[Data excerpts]
====

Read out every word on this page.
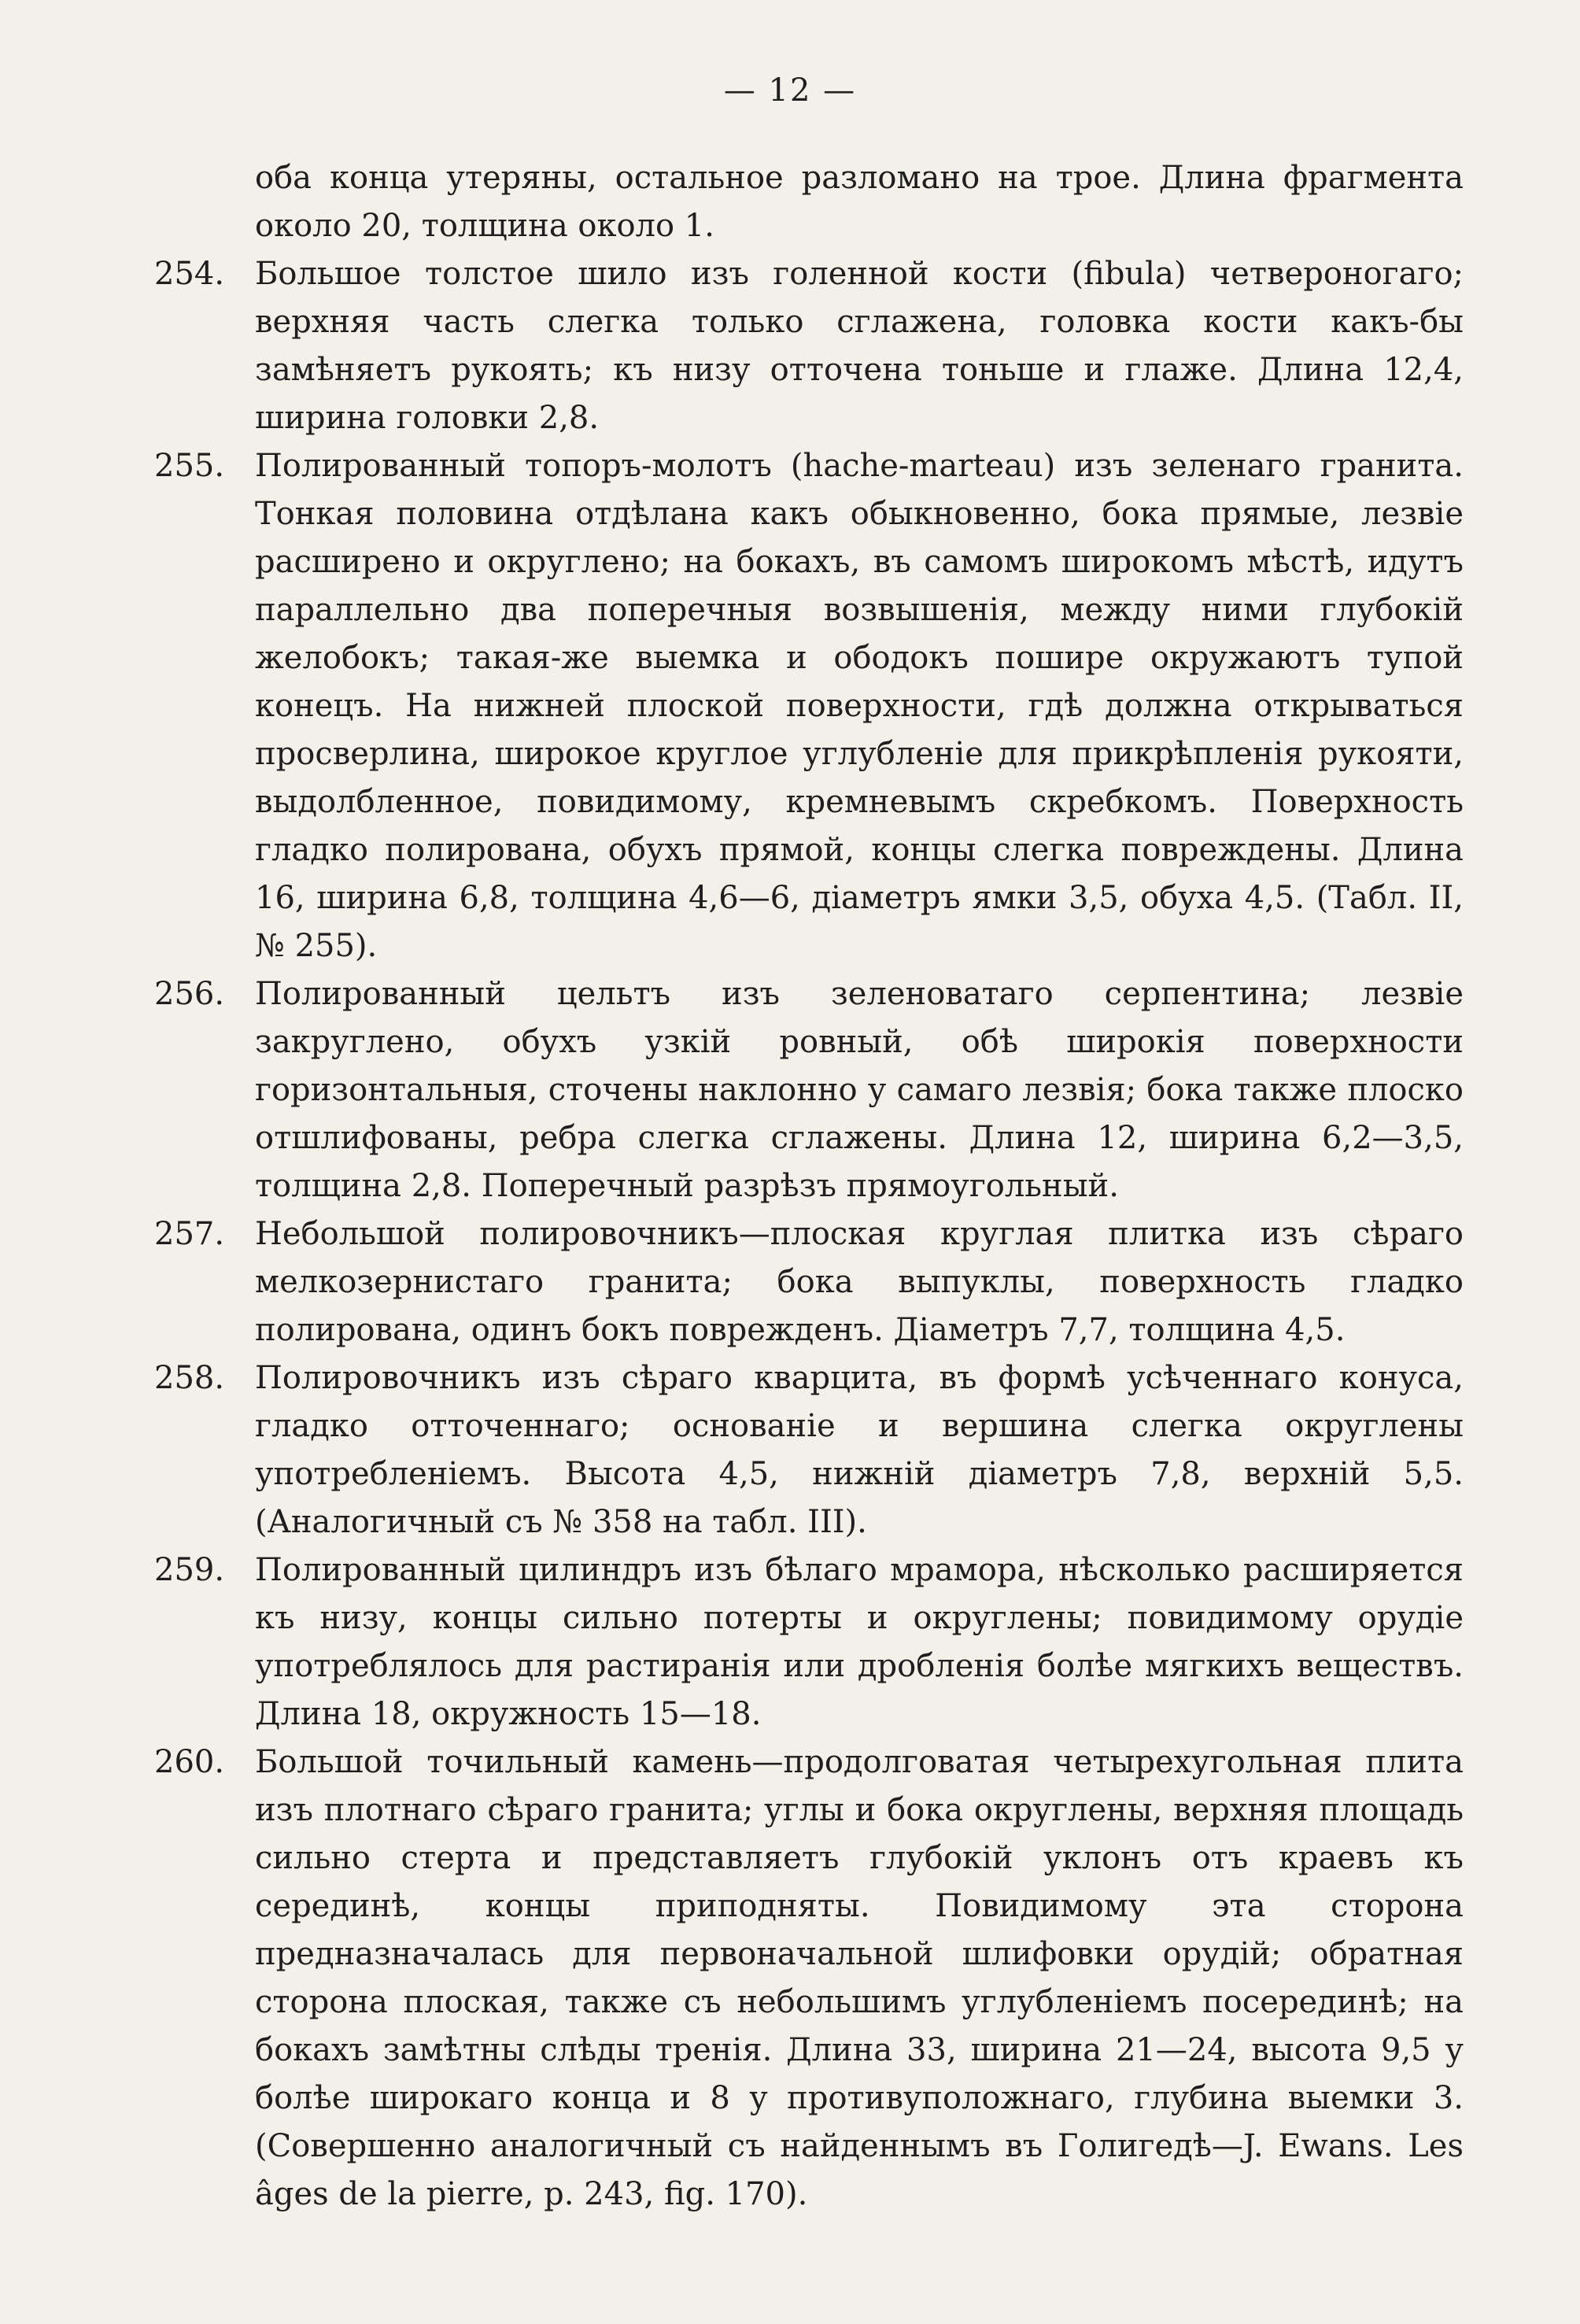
— 12 —

оба конца утеряны, остальное разломано на трое. Длина фрагмента около 20, толщина около 1.

254. Большое толстое шило изъ голенной кости (fibula) четвероногаго; верхняя часть слегка только сглажена, головка кости какъ-бы замѣняетъ рукоять; къ низу отточена тоньше и глаже. Длина 12,4, ширина головки 2,8.
255. Полированный топоръ-молотъ (hache-marteau) изъ зеленаго гранита. Тонкая половина отдѣлана какъ обыкновенно, бока прямые, лезвіе расширено и округлено; на бокахъ, въ самомъ широкомъ мѣстѣ, идутъ параллельно два поперечныя возвышенія, между ними глубокій желобокъ; такая-же выемка и ободокъ пошире окружаютъ тупой конецъ. На нижней плоской поверхности, гдѣ должна открываться просверлина, широкое круглое углубленіе для прикрѣпленія рукояти, выдолбленное, повидимому, кремневымъ скребкомъ. Поверхность гладко полирована, обухъ прямой, концы слегка повреждены. Длина 16, ширина 6,8, толщина 4,6—6, діаметръ ямки 3,5, обуха 4,5. (Табл. II, № 255).
256. Полированный цельтъ изъ зеленоватаго серпентина; лезвіе закруглено, обухъ узкій ровный, обѣ широкія поверхности горизонтальныя, сточены наклонно у самаго лезвія; бока также плоско отшлифованы, ребра слегка сглажены. Длина 12, ширина 6,2—3,5, толщина 2,8. Поперечный разрѣзъ прямоугольный.
257. Небольшой полировочникъ—плоская круглая плитка изъ сѣраго мелкозернистаго гранита; бока выпуклы, поверхность гладко полирована, одинъ бокъ поврежденъ. Діаметръ 7,7, толщина 4,5.
258. Полировочникъ изъ сѣраго кварцита, въ формѣ усѣченнаго конуса, гладко отточеннаго; основаніе и вершина слегка округлены употребленіемъ. Высота 4,5, нижній діаметръ 7,8, верхній 5,5. (Аналогичный съ № 358 на табл. III).
259. Полированный цилиндръ изъ бѣлаго мрамора, нѣсколько расширяется къ низу, концы сильно потерты и округлены; повидимому орудіе употреблялось для растиранія или дробленія болѣе мягкихъ веществъ. Длина 18, окружность 15—18.
260. Большой точильный камень—продолговатая четырехугольная плита изъ плотнаго сѣраго гранита; углы и бока округлены, верхняя площадь сильно стерта и представляетъ глубокій уклонъ отъ краевъ къ серединѣ, концы приподняты. Повидимому эта сторона предназначалась для первоначальной шлифовки орудій; обратная сторона плоская, также съ небольшимъ углубленіемъ посерединѣ; на бокахъ замѣтны слѣды тренія. Длина 33, ширина 21—24, высота 9,5 у болѣе широкаго конца и 8 у противуположнаго, глубина выемки 3. (Совершенно аналогичный съ найденнымъ въ Голигедѣ—J. Ewans. Les âges de la pierre, p. 243, fig. 170).
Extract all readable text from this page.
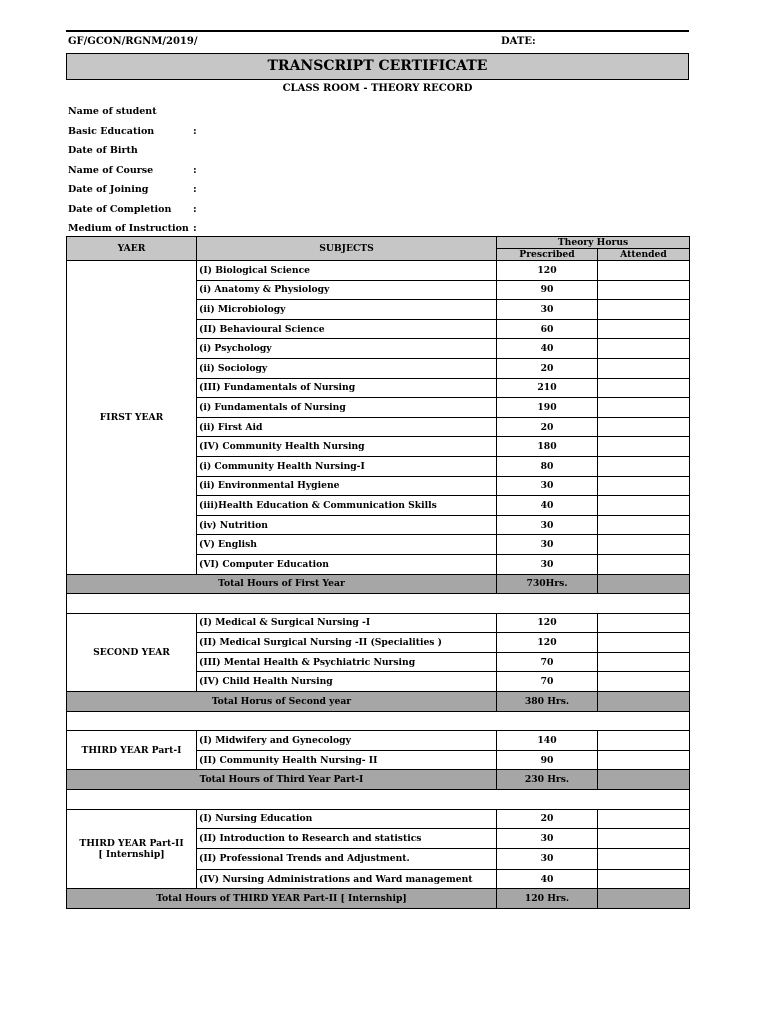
GF/GCON/RGNM/2019/	DATE:
TRANSCRIPT CERTIFICATE
CLASS ROOM - THEORY RECORD
Name of student
Basic Education	:
Date of Birth
Name of Course	:
Date of Joining	:
Date of Completion :
Medium of Instruction :
YAER	SUBJECTS	Theory Horus	
		Prescribed	Attended
FIRST YEAR	(I) Biological Science	120	
	(i) Anatomy & Physiology	90	
	(ii) Microbiology	30	
	(II) Behavioural Science	60	
	(i) Psychology	40	
	(ii) Sociology	20	
	(III) Fundamentals of Nursing	210	
	(i) Fundamentals of Nursing	190	
	(ii) First Aid	20	
	(IV) Community Health Nursing	180	
	(i) Community Health Nursing-I	80	
	(ii) Environmental Hygiene	30	
	(iii)Health Education & Communication Skills	40	
	(iv) Nutrition	30	
	(V) English	30	
	(VI) Computer Education	30	
Total Hours of First Year		730Hrs.	

SECOND YEAR	(I) Medical & Surgical Nursing -I	120	
	(II) Medical Surgical Nursing -II (Specialities )	120	
	(III) Mental Health & Psychiatric Nursing	70	
	(IV) Child Health Nursing	70	
Total Horus of Second year		380 Hrs.	

THIRD YEAR Part-I	(I) Midwifery and Gynecology	140	
	(II) Community Health Nursing- II	90	
Total Hours of Third Year Part-I		230 Hrs.	

THIRD YEAR Part-II
[ Internship]	(I) Nursing Education	20	
	(II) Introduction to Research and statistics	30	
	(II) Professional Trends and Adjustment.	30	
	(IV) Nursing Administrations and Ward management	40	
Total Hours of THIRD YEAR Part-II [ Internship]		120 Hrs.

====

WHAT IS REQUIRED: Set the entries down again exactly. Do not include the images.

CORRECT ANSWER:
Read out every word on this page.
— 12 —

оба конца утеряны, остальное разломано на трое. Длина фрагмента около 20, толщина около 1.

254. Большое толстое шило изъ голенной кости (fibula) четвероногаго; верхняя часть слегка только сглажена, головка кости какъ-бы замѣняетъ рукоять; къ низу отточена тоньше и глаже. Длина 12,4, ширина головки 2,8.
255. Полированный топоръ-молотъ (hache-marteau) изъ зеленаго гранита. Тонкая половина отдѣлана какъ обыкновенно, бока прямые, лезвіе расширено и округлено; на бокахъ, въ самомъ широкомъ мѣстѣ, идутъ параллельно два поперечныя возвышенія, между ними глубокій желобокъ; такая-же выемка и ободокъ пошире окружаютъ тупой конецъ. На нижней плоской поверхности, гдѣ должна открываться просверлина, широкое круглое углубленіе для прикрѣпленія рукояти, выдолбленное, повидимому, кремневымъ скребкомъ. Поверхность гладко полирована, обухъ прямой, концы слегка повреждены. Длина 16, ширина 6,8, толщина 4,6—6, діаметръ ямки 3,5, обуха 4,5. (Табл. II, № 255).
256. Полированный цельтъ изъ зеленоватаго серпентина; лезвіе закруглено, обухъ узкій ровный, обѣ широкія поверхности горизонтальныя, сточены наклонно у самаго лезвія; бока также плоско отшлифованы, ребра слегка сглажены. Длина 12, ширина 6,2—3,5, толщина 2,8. Поперечный разрѣзъ прямоугольный.
257. Небольшой полировочникъ—плоская круглая плитка изъ сѣраго мелкозернистаго гранита; бока выпуклы, поверхность гладко полирована, одинъ бокъ поврежденъ. Діаметръ 7,7, толщина 4,5.
258. Полировочникъ изъ сѣраго кварцита, въ формѣ усѣченнаго конуса, гладко отточеннаго; основаніе и вершина слегка округлены употребленіемъ. Высота 4,5, нижній діаметръ 7,8, верхній 5,5. (Аналогичный съ № 358 на табл. III).
259. Полированный цилиндръ изъ бѣлаго мрамора, нѣсколько расширяется къ низу, концы сильно потерты и округлены; повидимому орудіе употреблялось для растиранія или дробленія болѣе мягкихъ веществъ. Длина 18, окружность 15—18.
260. Большой точильный камень—продолговатая четырехугольная плита изъ плотнаго сѣраго гранита; углы и бока округлены, верхняя площадь сильно стерта и представляетъ глубокій уклонъ отъ краевъ къ серединѣ, концы приподняты. Повидимому эта сторона предназначалась для первоначальной шлифовки орудій; обратная сторона плоская, также съ небольшимъ углубленіемъ посерединѣ; на бокахъ замѣтны слѣды тренія. Длина 33, ширина 21—24, высота 9,5 у болѣе широкаго конца и 8 у противуположнаго, глубина выемки 3. (Совершенно аналогичный съ найденнымъ въ Голигедѣ—J. Ewans. Les âges de la pierre, p. 243, fig. 170).
Extract all readable text from this page.
GF/GCON/RGNM/2019/	DATE:
TRANSCRIPT CERTIFICATE
CLASS ROOM - THEORY RECORD
Name of student
Basic Education	:
Date of Birth
Name of Course	:
Date of Joining	:
Date of Completion :
Medium of Instruction :
YAER	SUBJECTS	Theory Horus	
		Prescribed	Attended
FIRST YEAR	(I) Biological Science	120	
	(i) Anatomy & Physiology	90	
	(ii) Microbiology	30	
	(II) Behavioural Science	60	
	(i) Psychology	40	
	(ii) Sociology	20	
	(III) Fundamentals of Nursing	210	
	(i) Fundamentals of Nursing	190	
	(ii) First Aid	20	
	(IV) Community Health Nursing	180	
	(i) Community Health Nursing-I	80	
	(ii) Environmental Hygiene	30	
	(iii)Health Education & Communication Skills	40	
	(iv) Nutrition	30	
	(V) English	30	
	(VI) Computer Education	30	
Total Hours of First Year		730Hrs.	

SECOND YEAR	(I) Medical & Surgical Nursing -I	120	
	(II) Medical Surgical Nursing -II (Specialities )	120	
	(III) Mental Health & Psychiatric Nursing	70	
	(IV) Child Health Nursing	70	
Total Horus of Second year		380 Hrs.	

THIRD YEAR Part-I	(I) Midwifery and Gynecology	140	
	(II) Community Health Nursing- II	90	
Total Hours of Third Year Part-I		230 Hrs.	

THIRD YEAR Part-II
[ Internship]	(I) Nursing Education	20	
	(II) Introduction to Research and statistics	30	
	(II) Professional Trends and Adjustment.	30	
	(IV) Nursing Administrations and Ward management	40	
Total Hours of THIRD YEAR Part-II [ Internship]		120 Hrs.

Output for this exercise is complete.